What is required :: Retype each line exactly. Skip images.

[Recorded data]
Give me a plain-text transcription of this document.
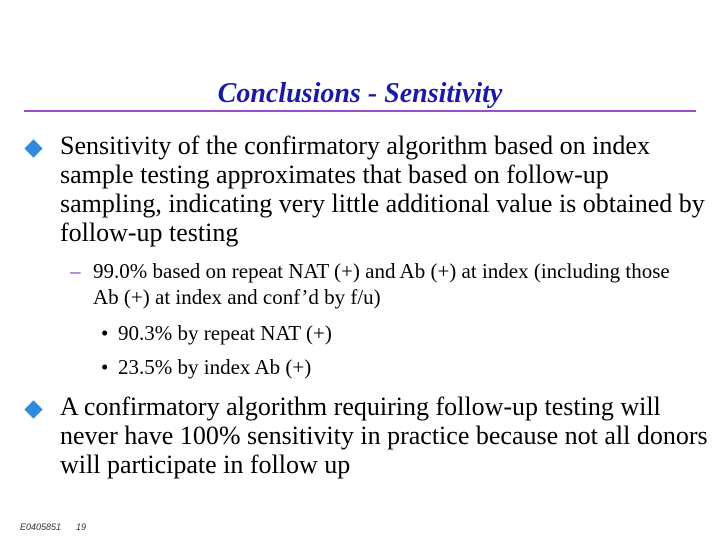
Conclusions - Sensitivity

Sensitivity of the confirmatory algorithm based on index sample testing approximates that based on follow-up sampling, indicating very little additional value is obtained by follow-up testing

– 99.0% based on repeat NAT (+) and Ab (+) at index (including those Ab (+) at index and conf’d by f/u)

• 90.3% by repeat NAT (+)

• 23.5% by index Ab (+)

A confirmatory algorithm requiring follow-up testing will never have 100% sensitivity in practice because not all donors will participate in follow up

E0405851 19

Problem solution ::
Give me a plain-text transcription of this document.
Conclusions - Sensitivity

Sensitivity of the confirmatory algorithm based on index sample testing approximates that based on follow-up sampling, indicating very little additional value is obtained by follow-up testing

– 99.0% based on repeat NAT (+) and Ab (+) at index (including those Ab (+) at index and conf’d by f/u)

• 90.3% by repeat NAT (+)

• 23.5% by index Ab (+)

A confirmatory algorithm requiring follow-up testing will never have 100% sensitivity in practice because not all donors will participate in follow up

E0405851 19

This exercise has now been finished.